TASK STATEMENT: Write the data out again in full, with no departure from the original.

EXTRACTED ENTRIES:

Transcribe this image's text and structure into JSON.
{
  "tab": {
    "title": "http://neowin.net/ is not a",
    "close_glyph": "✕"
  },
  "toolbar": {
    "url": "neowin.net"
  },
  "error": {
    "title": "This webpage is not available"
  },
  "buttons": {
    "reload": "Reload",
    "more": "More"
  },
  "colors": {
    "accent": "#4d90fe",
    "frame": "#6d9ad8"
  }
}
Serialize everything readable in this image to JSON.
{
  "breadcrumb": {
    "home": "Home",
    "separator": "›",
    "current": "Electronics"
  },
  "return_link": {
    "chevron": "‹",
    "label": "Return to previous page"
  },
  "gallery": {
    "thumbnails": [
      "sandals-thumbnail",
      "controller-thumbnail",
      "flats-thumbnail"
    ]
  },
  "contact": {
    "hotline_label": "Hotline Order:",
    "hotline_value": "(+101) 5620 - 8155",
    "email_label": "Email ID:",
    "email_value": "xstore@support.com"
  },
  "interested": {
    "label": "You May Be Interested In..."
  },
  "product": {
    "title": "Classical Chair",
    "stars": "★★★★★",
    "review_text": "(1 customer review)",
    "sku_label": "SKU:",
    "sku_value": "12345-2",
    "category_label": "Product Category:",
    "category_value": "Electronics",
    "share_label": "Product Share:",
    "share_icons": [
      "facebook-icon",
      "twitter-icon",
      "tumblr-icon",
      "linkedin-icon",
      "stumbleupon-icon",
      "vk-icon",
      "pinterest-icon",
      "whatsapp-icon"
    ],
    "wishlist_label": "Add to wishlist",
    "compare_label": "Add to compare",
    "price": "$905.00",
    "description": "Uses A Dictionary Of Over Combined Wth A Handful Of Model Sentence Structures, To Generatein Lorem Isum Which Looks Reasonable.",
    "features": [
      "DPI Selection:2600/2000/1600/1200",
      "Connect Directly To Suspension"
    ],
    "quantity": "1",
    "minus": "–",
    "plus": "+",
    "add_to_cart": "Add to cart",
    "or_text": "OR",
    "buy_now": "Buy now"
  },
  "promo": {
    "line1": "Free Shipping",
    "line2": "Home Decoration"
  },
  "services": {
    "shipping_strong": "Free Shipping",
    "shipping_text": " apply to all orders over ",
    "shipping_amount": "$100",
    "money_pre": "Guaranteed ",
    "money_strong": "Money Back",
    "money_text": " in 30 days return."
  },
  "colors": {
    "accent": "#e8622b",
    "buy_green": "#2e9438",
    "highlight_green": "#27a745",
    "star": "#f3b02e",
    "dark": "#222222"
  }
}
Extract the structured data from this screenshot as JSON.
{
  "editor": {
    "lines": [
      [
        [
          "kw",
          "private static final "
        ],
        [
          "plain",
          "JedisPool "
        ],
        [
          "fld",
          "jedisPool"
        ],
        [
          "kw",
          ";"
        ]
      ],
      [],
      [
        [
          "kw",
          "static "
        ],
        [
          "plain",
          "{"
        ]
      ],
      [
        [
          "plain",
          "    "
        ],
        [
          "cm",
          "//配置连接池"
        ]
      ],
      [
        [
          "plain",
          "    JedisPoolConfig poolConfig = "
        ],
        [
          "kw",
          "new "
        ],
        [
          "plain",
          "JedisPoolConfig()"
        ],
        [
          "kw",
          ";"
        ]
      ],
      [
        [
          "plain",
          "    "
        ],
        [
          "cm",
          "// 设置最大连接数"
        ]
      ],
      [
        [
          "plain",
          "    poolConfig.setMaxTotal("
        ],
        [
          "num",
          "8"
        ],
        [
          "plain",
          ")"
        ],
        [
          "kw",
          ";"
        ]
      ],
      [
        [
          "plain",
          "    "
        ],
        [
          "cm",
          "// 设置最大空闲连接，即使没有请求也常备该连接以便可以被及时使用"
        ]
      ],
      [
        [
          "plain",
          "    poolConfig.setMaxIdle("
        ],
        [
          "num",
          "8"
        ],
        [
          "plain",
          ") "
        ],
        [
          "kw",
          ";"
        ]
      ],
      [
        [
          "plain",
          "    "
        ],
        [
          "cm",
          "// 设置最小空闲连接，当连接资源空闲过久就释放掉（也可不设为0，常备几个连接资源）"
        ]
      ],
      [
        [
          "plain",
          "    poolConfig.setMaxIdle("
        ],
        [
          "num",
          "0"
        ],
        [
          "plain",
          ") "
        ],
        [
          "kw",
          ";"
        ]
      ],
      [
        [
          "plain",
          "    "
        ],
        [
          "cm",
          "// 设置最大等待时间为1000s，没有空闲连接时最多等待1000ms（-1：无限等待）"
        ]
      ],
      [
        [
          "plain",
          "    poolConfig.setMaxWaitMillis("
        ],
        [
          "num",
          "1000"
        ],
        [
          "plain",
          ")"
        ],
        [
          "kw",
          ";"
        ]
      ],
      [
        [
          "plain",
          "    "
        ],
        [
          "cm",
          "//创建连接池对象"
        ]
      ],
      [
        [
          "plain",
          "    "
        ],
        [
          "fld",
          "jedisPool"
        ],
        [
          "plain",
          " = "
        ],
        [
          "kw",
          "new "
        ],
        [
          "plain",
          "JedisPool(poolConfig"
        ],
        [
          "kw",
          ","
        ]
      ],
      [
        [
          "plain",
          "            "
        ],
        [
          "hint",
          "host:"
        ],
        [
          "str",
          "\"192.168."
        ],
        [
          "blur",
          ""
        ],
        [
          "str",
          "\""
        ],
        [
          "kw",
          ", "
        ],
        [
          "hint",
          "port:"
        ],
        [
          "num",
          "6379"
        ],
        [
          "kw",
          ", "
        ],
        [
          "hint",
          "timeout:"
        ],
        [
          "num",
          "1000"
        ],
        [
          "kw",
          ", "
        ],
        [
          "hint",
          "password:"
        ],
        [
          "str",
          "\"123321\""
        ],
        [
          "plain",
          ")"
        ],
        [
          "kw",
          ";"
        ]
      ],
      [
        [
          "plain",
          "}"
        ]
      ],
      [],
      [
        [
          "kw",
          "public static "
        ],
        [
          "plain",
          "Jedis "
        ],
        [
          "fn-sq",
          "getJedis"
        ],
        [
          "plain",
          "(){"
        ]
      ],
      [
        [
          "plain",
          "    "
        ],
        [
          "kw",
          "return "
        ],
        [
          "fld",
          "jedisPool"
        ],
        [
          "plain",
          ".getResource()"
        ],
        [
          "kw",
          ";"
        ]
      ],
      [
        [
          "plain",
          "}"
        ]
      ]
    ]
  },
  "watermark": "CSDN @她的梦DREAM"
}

EXPECTED OUTPUT:
Transcribe this image's text and structure into JSON.
{
  "tab": {
    "title": "http://neowin.net/ is not a",
    "close_glyph": "✕"
  },
  "toolbar": {
    "url": "neowin.net"
  },
  "error": {
    "title": "This webpage is not available"
  },
  "buttons": {
    "reload": "Reload",
    "more": "More"
  },
  "colors": {
    "accent": "#4d90fe",
    "frame": "#6d9ad8"
  }
}
Serialize everything readable in this image to JSON.
{
  "breadcrumb": {
    "home": "Home",
    "separator": "›",
    "current": "Electronics"
  },
  "return_link": {
    "chevron": "‹",
    "label": "Return to previous page"
  },
  "gallery": {
    "thumbnails": [
      "sandals-thumbnail",
      "controller-thumbnail",
      "flats-thumbnail"
    ]
  },
  "contact": {
    "hotline_label": "Hotline Order:",
    "hotline_value": "(+101) 5620 - 8155",
    "email_label": "Email ID:",
    "email_value": "xstore@support.com"
  },
  "interested": {
    "label": "You May Be Interested In..."
  },
  "product": {
    "title": "Classical Chair",
    "stars": "★★★★★",
    "review_text": "(1 customer review)",
    "sku_label": "SKU:",
    "sku_value": "12345-2",
    "category_label": "Product Category:",
    "category_value": "Electronics",
    "share_label": "Product Share:",
    "share_icons": [
      "facebook-icon",
      "twitter-icon",
      "tumblr-icon",
      "linkedin-icon",
      "stumbleupon-icon",
      "vk-icon",
      "pinterest-icon",
      "whatsapp-icon"
    ],
    "wishlist_label": "Add to wishlist",
    "compare_label": "Add to compare",
    "price": "$905.00",
    "description": "Uses A Dictionary Of Over Combined Wth A Handful Of Model Sentence Structures, To Generatein Lorem Isum Which Looks Reasonable.",
    "features": [
      "DPI Selection:2600/2000/1600/1200",
      "Connect Directly To Suspension"
    ],
    "quantity": "1",
    "minus": "–",
    "plus": "+",
    "add_to_cart": "Add to cart",
    "or_text": "OR",
    "buy_now": "Buy now"
  },
  "promo": {
    "line1": "Free Shipping",
    "line2": "Home Decoration"
  },
  "services": {
    "shipping_strong": "Free Shipping",
    "shipping_text": " apply to all orders over ",
    "shipping_amount": "$100",
    "money_pre": "Guaranteed ",
    "money_strong": "Money Back",
    "money_text": " in 30 days return."
  },
  "colors": {
    "accent": "#e8622b",
    "buy_green": "#2e9438",
    "highlight_green": "#27a745",
    "star": "#f3b02e",
    "dark": "#222222"
  }
}
Extract the structured data from this screenshot as JSON.
{
  "editor": {
    "lines": [
      [
        [
          "kw",
          "private static final "
        ],
        [
          "plain",
          "JedisPool "
        ],
        [
          "fld",
          "jedisPool"
        ],
        [
          "kw",
          ";"
        ]
      ],
      [],
      [
        [
          "kw",
          "static "
        ],
        [
          "plain",
          "{"
        ]
      ],
      [
        [
          "plain",
          "    "
        ],
        [
          "cm",
          "//配置连接池"
        ]
      ],
      [
        [
          "plain",
          "    JedisPoolConfig poolConfig = "
        ],
        [
          "kw",
          "new "
        ],
        [
          "plain",
          "JedisPoolConfig()"
        ],
        [
          "kw",
          ";"
        ]
      ],
      [
        [
          "plain",
          "    "
        ],
        [
          "cm",
          "// 设置最大连接数"
        ]
      ],
      [
        [
          "plain",
          "    poolConfig.setMaxTotal("
        ],
        [
          "num",
          "8"
        ],
        [
          "plain",
          ")"
        ],
        [
          "kw",
          ";"
        ]
      ],
      [
        [
          "plain",
          "    "
        ],
        [
          "cm",
          "// 设置最大空闲连接，即使没有请求也常备该连接以便可以被及时使用"
        ]
      ],
      [
        [
          "plain",
          "    poolConfig.setMaxIdle("
        ],
        [
          "num",
          "8"
        ],
        [
          "plain",
          ") "
        ],
        [
          "kw",
          ";"
        ]
      ],
      [
        [
          "plain",
          "    "
        ],
        [
          "cm",
          "// 设置最小空闲连接，当连接资源空闲过久就释放掉（也可不设为0，常备几个连接资源）"
        ]
      ],
      [
        [
          "plain",
          "    poolConfig.setMaxIdle("
        ],
        [
          "num",
          "0"
        ],
        [
          "plain",
          ") "
        ],
        [
          "kw",
          ";"
        ]
      ],
      [
        [
          "plain",
          "    "
        ],
        [
          "cm",
          "// 设置最大等待时间为1000s，没有空闲连接时最多等待1000ms（-1：无限等待）"
        ]
      ],
      [
        [
          "plain",
          "    poolConfig.setMaxWaitMillis("
        ],
        [
          "num",
          "1000"
        ],
        [
          "plain",
          ")"
        ],
        [
          "kw",
          ";"
        ]
      ],
      [
        [
          "plain",
          "    "
        ],
        [
          "cm",
          "//创建连接池对象"
        ]
      ],
      [
        [
          "plain",
          "    "
        ],
        [
          "fld",
          "jedisPool"
        ],
        [
          "plain",
          " = "
        ],
        [
          "kw",
          "new "
        ],
        [
          "plain",
          "JedisPool(poolConfig"
        ],
        [
          "kw",
          ","
        ]
      ],
      [
        [
          "plain",
          "            "
        ],
        [
          "hint",
          "host:"
        ],
        [
          "str",
          "\"192.168."
        ],
        [
          "blur",
          ""
        ],
        [
          "str",
          "\""
        ],
        [
          "kw",
          ", "
        ],
        [
          "hint",
          "port:"
        ],
        [
          "num",
          "6379"
        ],
        [
          "kw",
          ", "
        ],
        [
          "hint",
          "timeout:"
        ],
        [
          "num",
          "1000"
        ],
        [
          "kw",
          ", "
        ],
        [
          "hint",
          "password:"
        ],
        [
          "str",
          "\"123321\""
        ],
        [
          "plain",
          ")"
        ],
        [
          "kw",
          ";"
        ]
      ],
      [
        [
          "plain",
          "}"
        ]
      ],
      [],
      [
        [
          "kw",
          "public static "
        ],
        [
          "plain",
          "Jedis "
        ],
        [
          "fn-sq",
          "getJedis"
        ],
        [
          "plain",
          "(){"
        ]
      ],
      [
        [
          "plain",
          "    "
        ],
        [
          "kw",
          "return "
        ],
        [
          "fld",
          "jedisPool"
        ],
        [
          "plain",
          ".getResource()"
        ],
        [
          "kw",
          ";"
        ]
      ],
      [
        [
          "plain",
          "}"
        ]
      ]
    ]
  },
  "watermark": "CSDN @她的梦DREAM"
}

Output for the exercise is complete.